### To do
From the listing that follows, extract every line and set it down unaltered.

### Dataset rows
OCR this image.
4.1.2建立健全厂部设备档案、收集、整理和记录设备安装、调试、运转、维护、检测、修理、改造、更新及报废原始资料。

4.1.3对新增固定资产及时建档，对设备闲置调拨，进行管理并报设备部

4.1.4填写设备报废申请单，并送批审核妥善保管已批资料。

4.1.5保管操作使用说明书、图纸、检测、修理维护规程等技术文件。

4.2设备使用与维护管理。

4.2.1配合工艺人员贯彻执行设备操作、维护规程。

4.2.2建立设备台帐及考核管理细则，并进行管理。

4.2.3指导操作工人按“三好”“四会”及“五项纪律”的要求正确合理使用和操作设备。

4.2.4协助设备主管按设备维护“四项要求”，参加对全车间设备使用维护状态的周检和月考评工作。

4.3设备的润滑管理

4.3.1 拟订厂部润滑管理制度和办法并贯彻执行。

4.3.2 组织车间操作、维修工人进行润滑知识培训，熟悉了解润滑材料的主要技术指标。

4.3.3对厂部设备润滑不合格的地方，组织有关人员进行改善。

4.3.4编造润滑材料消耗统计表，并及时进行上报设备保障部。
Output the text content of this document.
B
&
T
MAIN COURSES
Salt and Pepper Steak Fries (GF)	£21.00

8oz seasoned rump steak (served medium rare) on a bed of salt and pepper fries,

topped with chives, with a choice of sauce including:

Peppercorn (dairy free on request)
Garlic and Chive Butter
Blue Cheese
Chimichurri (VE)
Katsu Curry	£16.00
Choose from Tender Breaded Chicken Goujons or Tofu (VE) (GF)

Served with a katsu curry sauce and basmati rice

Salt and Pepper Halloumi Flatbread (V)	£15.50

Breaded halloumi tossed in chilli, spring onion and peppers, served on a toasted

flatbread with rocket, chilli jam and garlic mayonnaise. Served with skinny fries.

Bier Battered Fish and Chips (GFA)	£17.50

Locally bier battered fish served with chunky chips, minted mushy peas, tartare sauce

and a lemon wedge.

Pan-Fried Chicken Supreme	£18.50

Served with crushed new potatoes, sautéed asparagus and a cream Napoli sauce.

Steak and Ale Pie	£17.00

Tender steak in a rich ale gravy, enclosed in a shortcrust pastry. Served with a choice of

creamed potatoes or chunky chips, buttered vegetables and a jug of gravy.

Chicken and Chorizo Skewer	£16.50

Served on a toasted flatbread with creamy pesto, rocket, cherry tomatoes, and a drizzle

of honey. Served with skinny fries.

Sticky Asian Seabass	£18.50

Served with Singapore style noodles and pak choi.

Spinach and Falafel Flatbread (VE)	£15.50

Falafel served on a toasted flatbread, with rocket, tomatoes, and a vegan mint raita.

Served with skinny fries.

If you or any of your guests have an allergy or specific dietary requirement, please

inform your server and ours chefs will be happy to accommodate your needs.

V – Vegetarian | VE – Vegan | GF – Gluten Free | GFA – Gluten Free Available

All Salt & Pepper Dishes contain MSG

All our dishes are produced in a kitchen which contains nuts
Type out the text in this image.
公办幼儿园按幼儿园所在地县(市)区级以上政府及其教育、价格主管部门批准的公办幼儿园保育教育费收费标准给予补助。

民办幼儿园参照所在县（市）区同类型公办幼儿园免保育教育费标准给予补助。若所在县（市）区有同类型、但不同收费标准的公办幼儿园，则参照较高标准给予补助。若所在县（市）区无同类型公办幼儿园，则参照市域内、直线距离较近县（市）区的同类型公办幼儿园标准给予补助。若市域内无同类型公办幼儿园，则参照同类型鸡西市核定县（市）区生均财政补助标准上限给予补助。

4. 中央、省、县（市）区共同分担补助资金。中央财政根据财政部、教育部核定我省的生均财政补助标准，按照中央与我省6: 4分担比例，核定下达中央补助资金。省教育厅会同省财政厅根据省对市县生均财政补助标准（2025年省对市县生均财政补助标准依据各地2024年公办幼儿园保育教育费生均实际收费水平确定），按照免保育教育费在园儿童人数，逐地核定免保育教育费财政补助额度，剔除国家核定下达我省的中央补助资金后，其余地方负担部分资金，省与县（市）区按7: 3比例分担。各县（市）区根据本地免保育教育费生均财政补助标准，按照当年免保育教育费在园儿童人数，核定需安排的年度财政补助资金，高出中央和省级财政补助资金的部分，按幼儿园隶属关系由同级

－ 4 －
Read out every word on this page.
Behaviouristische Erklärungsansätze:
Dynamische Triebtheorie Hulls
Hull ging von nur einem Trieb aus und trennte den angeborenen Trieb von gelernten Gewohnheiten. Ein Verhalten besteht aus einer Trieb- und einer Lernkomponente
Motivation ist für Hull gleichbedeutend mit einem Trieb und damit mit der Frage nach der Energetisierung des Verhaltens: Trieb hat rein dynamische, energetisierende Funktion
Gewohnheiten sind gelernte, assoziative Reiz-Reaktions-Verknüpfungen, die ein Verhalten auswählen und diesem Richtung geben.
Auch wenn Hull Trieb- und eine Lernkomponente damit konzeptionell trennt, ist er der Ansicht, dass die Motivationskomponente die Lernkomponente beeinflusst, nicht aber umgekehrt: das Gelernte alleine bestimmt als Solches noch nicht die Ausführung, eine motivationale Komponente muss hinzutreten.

### Written answer
OCR this image.
4.1.2建立健全厂部设备档案、收集、整理和记录设备安装、调试、运转、维护、检测、修理、改造、更新及报废原始资料。

4.1.3对新增固定资产及时建档，对设备闲置调拨，进行管理并报设备部

4.1.4填写设备报废申请单，并送批审核妥善保管已批资料。

4.1.5保管操作使用说明书、图纸、检测、修理维护规程等技术文件。

4.2设备使用与维护管理。

4.2.1配合工艺人员贯彻执行设备操作、维护规程。

4.2.2建立设备台帐及考核管理细则，并进行管理。

4.2.3指导操作工人按“三好”“四会”及“五项纪律”的要求正确合理使用和操作设备。

4.2.4协助设备主管按设备维护“四项要求”，参加对全车间设备使用维护状态的周检和月考评工作。

4.3设备的润滑管理

4.3.1 拟订厂部润滑管理制度和办法并贯彻执行。

4.3.2 组织车间操作、维修工人进行润滑知识培训，熟悉了解润滑材料的主要技术指标。

4.3.3对厂部设备润滑不合格的地方，组织有关人员进行改善。

4.3.4编造润滑材料消耗统计表，并及时进行上报设备保障部。
Output the text content of this document.
B
&
T
MAIN COURSES
Salt and Pepper Steak Fries (GF)	£21.00

8oz seasoned rump steak (served medium rare) on a bed of salt and pepper fries,

topped with chives, with a choice of sauce including:

Peppercorn (dairy free on request)
Garlic and Chive Butter
Blue Cheese
Chimichurri (VE)
Katsu Curry	£16.00
Choose from Tender Breaded Chicken Goujons or Tofu (VE) (GF)

Served with a katsu curry sauce and basmati rice

Salt and Pepper Halloumi Flatbread (V)	£15.50

Breaded halloumi tossed in chilli, spring onion and peppers, served on a toasted

flatbread with rocket, chilli jam and garlic mayonnaise. Served with skinny fries.

Bier Battered Fish and Chips (GFA)	£17.50

Locally bier battered fish served with chunky chips, minted mushy peas, tartare sauce

and a lemon wedge.

Pan-Fried Chicken Supreme	£18.50

Served with crushed new potatoes, sautéed asparagus and a cream Napoli sauce.

Steak and Ale Pie	£17.00

Tender steak in a rich ale gravy, enclosed in a shortcrust pastry. Served with a choice of

creamed potatoes or chunky chips, buttered vegetables and a jug of gravy.

Chicken and Chorizo Skewer	£16.50

Served on a toasted flatbread with creamy pesto, rocket, cherry tomatoes, and a drizzle

of honey. Served with skinny fries.

Sticky Asian Seabass	£18.50

Served with Singapore style noodles and pak choi.

Spinach and Falafel Flatbread (VE)	£15.50

Falafel served on a toasted flatbread, with rocket, tomatoes, and a vegan mint raita.

Served with skinny fries.

If you or any of your guests have an allergy or specific dietary requirement, please

inform your server and ours chefs will be happy to accommodate your needs.

V – Vegetarian | VE – Vegan | GF – Gluten Free | GFA – Gluten Free Available

All Salt & Pepper Dishes contain MSG

All our dishes are produced in a kitchen which contains nuts
Type out the text in this image.
公办幼儿园按幼儿园所在地县(市)区级以上政府及其教育、价格主管部门批准的公办幼儿园保育教育费收费标准给予补助。

民办幼儿园参照所在县（市）区同类型公办幼儿园免保育教育费标准给予补助。若所在县（市）区有同类型、但不同收费标准的公办幼儿园，则参照较高标准给予补助。若所在县（市）区无同类型公办幼儿园，则参照市域内、直线距离较近县（市）区的同类型公办幼儿园标准给予补助。若市域内无同类型公办幼儿园，则参照同类型鸡西市核定县（市）区生均财政补助标准上限给予补助。

4. 中央、省、县（市）区共同分担补助资金。中央财政根据财政部、教育部核定我省的生均财政补助标准，按照中央与我省6: 4分担比例，核定下达中央补助资金。省教育厅会同省财政厅根据省对市县生均财政补助标准（2025年省对市县生均财政补助标准依据各地2024年公办幼儿园保育教育费生均实际收费水平确定），按照免保育教育费在园儿童人数，逐地核定免保育教育费财政补助额度，剔除国家核定下达我省的中央补助资金后，其余地方负担部分资金，省与县（市）区按7: 3比例分担。各县（市）区根据本地免保育教育费生均财政补助标准，按照当年免保育教育费在园儿童人数，核定需安排的年度财政补助资金，高出中央和省级财政补助资金的部分，按幼儿园隶属关系由同级

－ 4 －
Read out every word on this page.
Behaviouristische Erklärungsansätze:
Dynamische Triebtheorie Hulls
Hull ging von nur einem Trieb aus und trennte den angeborenen Trieb von gelernten Gewohnheiten. Ein Verhalten besteht aus einer Trieb- und einer Lernkomponente
Motivation ist für Hull gleichbedeutend mit einem Trieb und damit mit der Frage nach der Energetisierung des Verhaltens: Trieb hat rein dynamische, energetisierende Funktion
Gewohnheiten sind gelernte, assoziative Reiz-Reaktions-Verknüpfungen, die ein Verhalten auswählen und diesem Richtung geben.
Auch wenn Hull Trieb- und eine Lernkomponente damit konzeptionell trennt, ist er der Ansicht, dass die Motivationskomponente die Lernkomponente beeinflusst, nicht aber umgekehrt: das Gelernte alleine bestimmt als Solches noch nicht die Ausführung, eine motivationale Komponente muss hinzutreten.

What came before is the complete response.